__Extract provided__
────────

Statements represent the fulfillment of a party's obligation in an agreement.

For example, the sample ERC20PaymentStatement is an EAS resolver contract with a function

    struct StatementData {
        address token;
        uint256 amount;
        address arbiter;
        bytes demand;
    }
    ...
    makeStatement(StatementData calldata data, uint64 expirationTime, bytes32 refUID)

requiring the attester to deposit an amount of an ERC20 token, and producing an attestation stating they've done so. It has another function collectPayment(bytes32 _payment, bytes32 _fulfillment), which the counterparty can call to collect the payment, passing in an attestation from the specified arbiter address, which could be a statement, validator, or even a user address. In practice, the contract should be extended so that the payment maker can specify in the statement what they're demanding from the counterparty, and check within collectPayment whether it was actually fulfilled.

Statements can directly reference other statement attestations and interact with other statement contracts, sometimes enabling complete negotiation flows even without dedicated agreement contracts or validators.

Validations

Validations represent properties of statements which are difficult to determine or cannot be determined via their raw data, and are often produced by third parties. They can be used for conditional finalization of terms in agreements.

For example, the sample OptimisticStringValidator for StringResultStatement statements has a function

	struct ValidationData {
        string query;
        uint64 mediationPeriod;
    }
    ...
	startValidation(bytes32 resultUID, ValidationData calldata validationData)

which produces an attestation referencing the specified statement after a certain amount of time unless the counterparty calls mediate(bytes32 validationUID). If the counterparty requests mediation, a trusted oracle retries the job and produces the requested attestation only if it gets the same result as specified in the original statement.

If specified as the arbiter in an ERC20PaymentStatement, the attestation from OptimisticStringValidator can be passed into collectPayment to claim payment for agreements. In this case, collectPayment should be extended to check if each validation's underlying StringResultStatement actually fulfills the specified payment via the job and counterparty fields of the statement's attestation schema.

Agreements

How does the buy-side in our example so far know when it should request mediation? It could listen to events from the OptimisticStringValidator it specified, filtering by those referring to statements it made, and requesting mediation on unsatisfactory results. Indeed, in many cases, Agreements can be an informal concept enacted through interactions with other contracts.

However, more complex negotiations may sometimes require dedicated contracts to manage the relationship between statements and validations. One use for agreement contracts is as a component of multi-step processes consisting of several atomic agreement steps.

────────

Source records
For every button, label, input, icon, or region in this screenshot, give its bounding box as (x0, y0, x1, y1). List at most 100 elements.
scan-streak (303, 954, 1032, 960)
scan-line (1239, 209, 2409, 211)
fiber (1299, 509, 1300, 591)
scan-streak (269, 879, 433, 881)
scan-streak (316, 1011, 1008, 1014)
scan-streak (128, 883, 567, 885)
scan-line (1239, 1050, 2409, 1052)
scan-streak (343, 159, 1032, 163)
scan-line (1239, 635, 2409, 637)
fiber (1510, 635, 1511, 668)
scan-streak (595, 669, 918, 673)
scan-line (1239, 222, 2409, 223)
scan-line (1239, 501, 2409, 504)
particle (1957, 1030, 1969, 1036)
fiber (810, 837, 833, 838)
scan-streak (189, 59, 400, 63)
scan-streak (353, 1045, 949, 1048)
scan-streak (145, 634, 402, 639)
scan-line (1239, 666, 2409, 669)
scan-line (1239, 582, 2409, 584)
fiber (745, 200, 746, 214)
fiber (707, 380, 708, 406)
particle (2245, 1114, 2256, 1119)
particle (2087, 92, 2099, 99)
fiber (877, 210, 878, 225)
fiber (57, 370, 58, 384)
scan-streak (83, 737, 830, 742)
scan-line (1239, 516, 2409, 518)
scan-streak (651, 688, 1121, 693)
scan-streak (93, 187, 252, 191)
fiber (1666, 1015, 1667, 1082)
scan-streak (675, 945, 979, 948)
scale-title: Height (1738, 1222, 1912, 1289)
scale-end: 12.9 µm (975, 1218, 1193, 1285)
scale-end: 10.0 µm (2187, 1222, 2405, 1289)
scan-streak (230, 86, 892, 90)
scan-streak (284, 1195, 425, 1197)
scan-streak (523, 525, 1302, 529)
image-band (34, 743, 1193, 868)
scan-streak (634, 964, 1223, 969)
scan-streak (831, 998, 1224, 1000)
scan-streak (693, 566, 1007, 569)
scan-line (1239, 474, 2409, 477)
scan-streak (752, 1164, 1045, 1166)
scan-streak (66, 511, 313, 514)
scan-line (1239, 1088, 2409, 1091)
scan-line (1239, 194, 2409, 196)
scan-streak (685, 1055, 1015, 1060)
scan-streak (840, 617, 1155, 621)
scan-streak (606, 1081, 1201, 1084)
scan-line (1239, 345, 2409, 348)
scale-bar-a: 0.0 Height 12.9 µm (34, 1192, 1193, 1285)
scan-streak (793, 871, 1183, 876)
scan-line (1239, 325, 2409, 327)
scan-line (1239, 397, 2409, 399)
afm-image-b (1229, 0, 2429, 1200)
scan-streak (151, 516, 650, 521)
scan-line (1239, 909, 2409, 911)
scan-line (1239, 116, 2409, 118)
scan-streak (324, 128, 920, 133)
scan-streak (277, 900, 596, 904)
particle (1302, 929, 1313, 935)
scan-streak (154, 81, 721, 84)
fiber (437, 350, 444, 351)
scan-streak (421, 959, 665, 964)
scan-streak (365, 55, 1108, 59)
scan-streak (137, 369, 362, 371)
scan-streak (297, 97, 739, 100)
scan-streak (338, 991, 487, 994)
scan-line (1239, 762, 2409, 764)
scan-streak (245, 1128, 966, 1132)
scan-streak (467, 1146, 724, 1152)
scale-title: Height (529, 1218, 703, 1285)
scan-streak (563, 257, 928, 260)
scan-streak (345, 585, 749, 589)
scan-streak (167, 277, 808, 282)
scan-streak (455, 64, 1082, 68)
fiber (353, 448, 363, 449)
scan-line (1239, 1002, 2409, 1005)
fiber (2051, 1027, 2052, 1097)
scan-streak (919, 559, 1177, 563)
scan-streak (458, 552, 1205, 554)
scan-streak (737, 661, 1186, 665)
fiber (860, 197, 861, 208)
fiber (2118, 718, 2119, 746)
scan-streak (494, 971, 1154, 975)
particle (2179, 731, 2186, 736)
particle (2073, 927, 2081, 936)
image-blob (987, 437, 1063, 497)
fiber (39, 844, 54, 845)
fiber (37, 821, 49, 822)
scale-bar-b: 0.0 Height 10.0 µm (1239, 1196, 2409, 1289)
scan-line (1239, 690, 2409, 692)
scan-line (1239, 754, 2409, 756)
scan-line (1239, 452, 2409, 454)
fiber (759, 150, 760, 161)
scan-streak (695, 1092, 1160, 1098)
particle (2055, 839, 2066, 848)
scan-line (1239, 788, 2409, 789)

────────

__Exercise goal__
Transcribe the stretch of the passage on contract statements from "Statements represent the" through "expirationTime, bytes32 refUID)". These entries are separate material and have no connection to the passage on contract statements.

__Expected output__
Statements represent the fulfillment of a party's obligation in an agreement.

For example, the sample ERC20PaymentStatement is an EAS resolver contract with a function

    struct StatementData {
        address token;
        uint256 amount;
        address arbiter;
        bytes demand;
    }
    ...
    makeStatement(StatementData calldata data, uint64 expirationTime, bytes32 refUID)